Given information →
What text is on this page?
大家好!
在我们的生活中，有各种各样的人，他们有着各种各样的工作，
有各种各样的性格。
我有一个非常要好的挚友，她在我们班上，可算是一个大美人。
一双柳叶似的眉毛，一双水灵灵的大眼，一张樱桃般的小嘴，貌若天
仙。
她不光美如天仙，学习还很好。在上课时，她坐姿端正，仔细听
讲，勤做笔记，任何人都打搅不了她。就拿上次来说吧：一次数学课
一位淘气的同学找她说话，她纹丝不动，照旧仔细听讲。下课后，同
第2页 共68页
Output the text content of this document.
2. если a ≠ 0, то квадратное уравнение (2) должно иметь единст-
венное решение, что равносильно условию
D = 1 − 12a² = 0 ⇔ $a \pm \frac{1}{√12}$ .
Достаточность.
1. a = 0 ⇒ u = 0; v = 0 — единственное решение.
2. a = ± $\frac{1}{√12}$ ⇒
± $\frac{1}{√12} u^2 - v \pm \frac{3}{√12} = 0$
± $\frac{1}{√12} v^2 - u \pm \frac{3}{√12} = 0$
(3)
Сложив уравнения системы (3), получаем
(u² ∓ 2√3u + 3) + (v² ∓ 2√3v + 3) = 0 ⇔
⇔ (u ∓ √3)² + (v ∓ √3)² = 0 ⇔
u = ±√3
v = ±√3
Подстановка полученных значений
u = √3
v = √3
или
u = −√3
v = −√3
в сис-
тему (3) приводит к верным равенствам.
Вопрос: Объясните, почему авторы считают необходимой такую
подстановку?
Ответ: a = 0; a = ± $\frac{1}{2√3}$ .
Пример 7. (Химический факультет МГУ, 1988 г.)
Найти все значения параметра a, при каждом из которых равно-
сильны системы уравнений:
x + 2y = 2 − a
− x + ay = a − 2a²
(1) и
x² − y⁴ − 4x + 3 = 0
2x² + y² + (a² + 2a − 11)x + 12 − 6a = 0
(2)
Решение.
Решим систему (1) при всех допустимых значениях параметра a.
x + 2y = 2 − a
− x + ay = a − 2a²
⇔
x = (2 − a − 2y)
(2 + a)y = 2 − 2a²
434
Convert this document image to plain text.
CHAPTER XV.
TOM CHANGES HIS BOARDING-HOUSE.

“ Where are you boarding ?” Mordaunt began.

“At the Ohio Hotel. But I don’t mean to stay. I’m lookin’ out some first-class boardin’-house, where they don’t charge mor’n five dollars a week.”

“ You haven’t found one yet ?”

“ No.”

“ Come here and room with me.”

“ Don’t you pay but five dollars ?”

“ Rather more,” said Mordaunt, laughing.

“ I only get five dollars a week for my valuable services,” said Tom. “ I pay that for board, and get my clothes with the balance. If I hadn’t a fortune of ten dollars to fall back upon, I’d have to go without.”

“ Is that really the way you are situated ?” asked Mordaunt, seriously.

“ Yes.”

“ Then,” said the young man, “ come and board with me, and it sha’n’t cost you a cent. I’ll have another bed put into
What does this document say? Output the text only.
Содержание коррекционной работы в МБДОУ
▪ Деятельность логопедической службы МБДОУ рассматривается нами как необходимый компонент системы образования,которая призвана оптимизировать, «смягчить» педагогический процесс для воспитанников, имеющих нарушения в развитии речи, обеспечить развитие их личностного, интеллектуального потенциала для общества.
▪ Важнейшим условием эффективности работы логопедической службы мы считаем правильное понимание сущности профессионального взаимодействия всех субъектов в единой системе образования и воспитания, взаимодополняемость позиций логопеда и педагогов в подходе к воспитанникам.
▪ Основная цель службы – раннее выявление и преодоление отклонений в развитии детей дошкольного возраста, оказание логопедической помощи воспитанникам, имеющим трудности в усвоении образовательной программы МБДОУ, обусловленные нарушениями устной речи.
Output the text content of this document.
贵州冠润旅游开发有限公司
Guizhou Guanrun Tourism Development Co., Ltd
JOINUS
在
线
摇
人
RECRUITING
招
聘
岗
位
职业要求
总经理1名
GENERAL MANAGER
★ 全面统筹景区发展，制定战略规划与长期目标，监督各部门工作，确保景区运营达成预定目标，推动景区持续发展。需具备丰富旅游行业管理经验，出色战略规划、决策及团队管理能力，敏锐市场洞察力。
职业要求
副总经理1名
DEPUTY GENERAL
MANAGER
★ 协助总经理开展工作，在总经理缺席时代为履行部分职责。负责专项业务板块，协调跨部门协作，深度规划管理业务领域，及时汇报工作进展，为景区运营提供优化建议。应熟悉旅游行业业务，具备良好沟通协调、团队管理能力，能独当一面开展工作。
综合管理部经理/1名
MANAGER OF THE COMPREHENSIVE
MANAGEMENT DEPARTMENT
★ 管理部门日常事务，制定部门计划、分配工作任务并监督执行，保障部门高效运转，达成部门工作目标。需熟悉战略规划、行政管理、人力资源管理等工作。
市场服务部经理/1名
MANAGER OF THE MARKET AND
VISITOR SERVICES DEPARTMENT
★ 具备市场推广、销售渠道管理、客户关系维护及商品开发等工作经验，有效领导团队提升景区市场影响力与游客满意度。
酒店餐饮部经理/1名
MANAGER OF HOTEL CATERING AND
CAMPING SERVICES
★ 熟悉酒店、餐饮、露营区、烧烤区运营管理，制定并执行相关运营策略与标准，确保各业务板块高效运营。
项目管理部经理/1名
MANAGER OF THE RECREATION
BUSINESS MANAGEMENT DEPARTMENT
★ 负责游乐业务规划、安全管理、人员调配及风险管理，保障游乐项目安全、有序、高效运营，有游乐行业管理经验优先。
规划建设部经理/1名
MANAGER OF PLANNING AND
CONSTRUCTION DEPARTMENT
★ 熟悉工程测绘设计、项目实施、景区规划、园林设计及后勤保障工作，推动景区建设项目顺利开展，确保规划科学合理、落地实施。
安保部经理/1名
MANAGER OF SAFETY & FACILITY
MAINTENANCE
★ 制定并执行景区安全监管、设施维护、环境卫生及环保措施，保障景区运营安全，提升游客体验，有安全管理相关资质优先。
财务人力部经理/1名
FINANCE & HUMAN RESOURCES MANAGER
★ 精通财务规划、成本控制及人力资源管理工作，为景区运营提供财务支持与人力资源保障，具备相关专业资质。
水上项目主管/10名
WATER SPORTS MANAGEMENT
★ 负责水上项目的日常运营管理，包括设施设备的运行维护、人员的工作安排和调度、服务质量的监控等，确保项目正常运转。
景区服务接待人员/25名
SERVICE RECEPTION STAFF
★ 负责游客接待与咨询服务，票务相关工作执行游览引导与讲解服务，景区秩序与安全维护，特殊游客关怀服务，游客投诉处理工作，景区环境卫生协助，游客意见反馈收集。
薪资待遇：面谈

Direction →
Each record above should be repeated exactly as it appears.

Exercise result →
What text is on this page?
大家好!
在我们的生活中，有各种各样的人，他们有着各种各样的工作，
有各种各样的性格。
我有一个非常要好的挚友，她在我们班上，可算是一个大美人。
一双柳叶似的眉毛，一双水灵灵的大眼，一张樱桃般的小嘴，貌若天
仙。
她不光美如天仙，学习还很好。在上课时，她坐姿端正，仔细听
讲，勤做笔记，任何人都打搅不了她。就拿上次来说吧：一次数学课
一位淘气的同学找她说话，她纹丝不动，照旧仔细听讲。下课后，同
第2页 共68页
Output the text content of this document.
2. если a ≠ 0, то квадратное уравнение (2) должно иметь единст-
венное решение, что равносильно условию
D = 1 − 12a² = 0 ⇔ $a \pm \frac{1}{√12}$ .
Достаточность.
1. a = 0 ⇒ u = 0; v = 0 — единственное решение.
2. a = ± $\frac{1}{√12}$ ⇒
± $\frac{1}{√12} u^2 - v \pm \frac{3}{√12} = 0$
± $\frac{1}{√12} v^2 - u \pm \frac{3}{√12} = 0$
(3)
Сложив уравнения системы (3), получаем
(u² ∓ 2√3u + 3) + (v² ∓ 2√3v + 3) = 0 ⇔
⇔ (u ∓ √3)² + (v ∓ √3)² = 0 ⇔
u = ±√3
v = ±√3
Подстановка полученных значений
u = √3
v = √3
или
u = −√3
v = −√3
в сис-
тему (3) приводит к верным равенствам.
Вопрос: Объясните, почему авторы считают необходимой такую
подстановку?
Ответ: a = 0; a = ± $\frac{1}{2√3}$ .
Пример 7. (Химический факультет МГУ, 1988 г.)
Найти все значения параметра a, при каждом из которых равно-
сильны системы уравнений:
x + 2y = 2 − a
− x + ay = a − 2a²
(1) и
x² − y⁴ − 4x + 3 = 0
2x² + y² + (a² + 2a − 11)x + 12 − 6a = 0
(2)
Решение.
Решим систему (1) при всех допустимых значениях параметра a.
x + 2y = 2 − a
− x + ay = a − 2a²
⇔
x = (2 − a − 2y)
(2 + a)y = 2 − 2a²
434
Convert this document image to plain text.
CHAPTER XV.
TOM CHANGES HIS BOARDING-HOUSE.

“ Where are you boarding ?” Mordaunt began.

“At the Ohio Hotel. But I don’t mean to stay. I’m lookin’ out some first-class boardin’-house, where they don’t charge mor’n five dollars a week.”

“ You haven’t found one yet ?”

“ No.”

“ Come here and room with me.”

“ Don’t you pay but five dollars ?”

“ Rather more,” said Mordaunt, laughing.

“ I only get five dollars a week for my valuable services,” said Tom. “ I pay that for board, and get my clothes with the balance. If I hadn’t a fortune of ten dollars to fall back upon, I’d have to go without.”

“ Is that really the way you are situated ?” asked Mordaunt, seriously.

“ Yes.”

“ Then,” said the young man, “ come and board with me, and it sha’n’t cost you a cent. I’ll have another bed put into
What does this document say? Output the text only.
Содержание коррекционной работы в МБДОУ
▪ Деятельность логопедической службы МБДОУ рассматривается нами как необходимый компонент системы образования,которая призвана оптимизировать, «смягчить» педагогический процесс для воспитанников, имеющих нарушения в развитии речи, обеспечить развитие их личностного, интеллектуального потенциала для общества.
▪ Важнейшим условием эффективности работы логопедической службы мы считаем правильное понимание сущности профессионального взаимодействия всех субъектов в единой системе образования и воспитания, взаимодополняемость позиций логопеда и педагогов в подходе к воспитанникам.
▪ Основная цель службы – раннее выявление и преодоление отклонений в развитии детей дошкольного возраста, оказание логопедической помощи воспитанникам, имеющим трудности в усвоении образовательной программы МБДОУ, обусловленные нарушениями устной речи.
Output the text content of this document.
贵州冠润旅游开发有限公司
Guizhou Guanrun Tourism Development Co., Ltd
JOINUS
在
线
摇
人
RECRUITING
招
聘
岗
位
职业要求
总经理1名
GENERAL MANAGER
★ 全面统筹景区发展，制定战略规划与长期目标，监督各部门工作，确保景区运营达成预定目标，推动景区持续发展。需具备丰富旅游行业管理经验，出色战略规划、决策及团队管理能力，敏锐市场洞察力。
职业要求
副总经理1名
DEPUTY GENERAL
MANAGER
★ 协助总经理开展工作，在总经理缺席时代为履行部分职责。负责专项业务板块，协调跨部门协作，深度规划管理业务领域，及时汇报工作进展，为景区运营提供优化建议。应熟悉旅游行业业务，具备良好沟通协调、团队管理能力，能独当一面开展工作。
综合管理部经理/1名
MANAGER OF THE COMPREHENSIVE
MANAGEMENT DEPARTMENT
★ 管理部门日常事务，制定部门计划、分配工作任务并监督执行，保障部门高效运转，达成部门工作目标。需熟悉战略规划、行政管理、人力资源管理等工作。
市场服务部经理/1名
MANAGER OF THE MARKET AND
VISITOR SERVICES DEPARTMENT
★ 具备市场推广、销售渠道管理、客户关系维护及商品开发等工作经验，有效领导团队提升景区市场影响力与游客满意度。
酒店餐饮部经理/1名
MANAGER OF HOTEL CATERING AND
CAMPING SERVICES
★ 熟悉酒店、餐饮、露营区、烧烤区运营管理，制定并执行相关运营策略与标准，确保各业务板块高效运营。
项目管理部经理/1名
MANAGER OF THE RECREATION
BUSINESS MANAGEMENT DEPARTMENT
★ 负责游乐业务规划、安全管理、人员调配及风险管理，保障游乐项目安全、有序、高效运营，有游乐行业管理经验优先。
规划建设部经理/1名
MANAGER OF PLANNING AND
CONSTRUCTION DEPARTMENT
★ 熟悉工程测绘设计、项目实施、景区规划、园林设计及后勤保障工作，推动景区建设项目顺利开展，确保规划科学合理、落地实施。
安保部经理/1名
MANAGER OF SAFETY & FACILITY
MAINTENANCE
★ 制定并执行景区安全监管、设施维护、环境卫生及环保措施，保障景区运营安全，提升游客体验，有安全管理相关资质优先。
财务人力部经理/1名
FINANCE & HUMAN RESOURCES MANAGER
★ 精通财务规划、成本控制及人力资源管理工作，为景区运营提供财务支持与人力资源保障，具备相关专业资质。
水上项目主管/10名
WATER SPORTS MANAGEMENT
★ 负责水上项目的日常运营管理，包括设施设备的运行维护、人员的工作安排和调度、服务质量的监控等，确保项目正常运转。
景区服务接待人员/25名
SERVICE RECEPTION STAFF
★ 负责游客接待与咨询服务，票务相关工作执行游览引导与讲解服务，景区秩序与安全维护，特殊游客关怀服务，游客投诉处理工作，景区环境卫生协助，游客意见反馈收集。
薪资待遇：面谈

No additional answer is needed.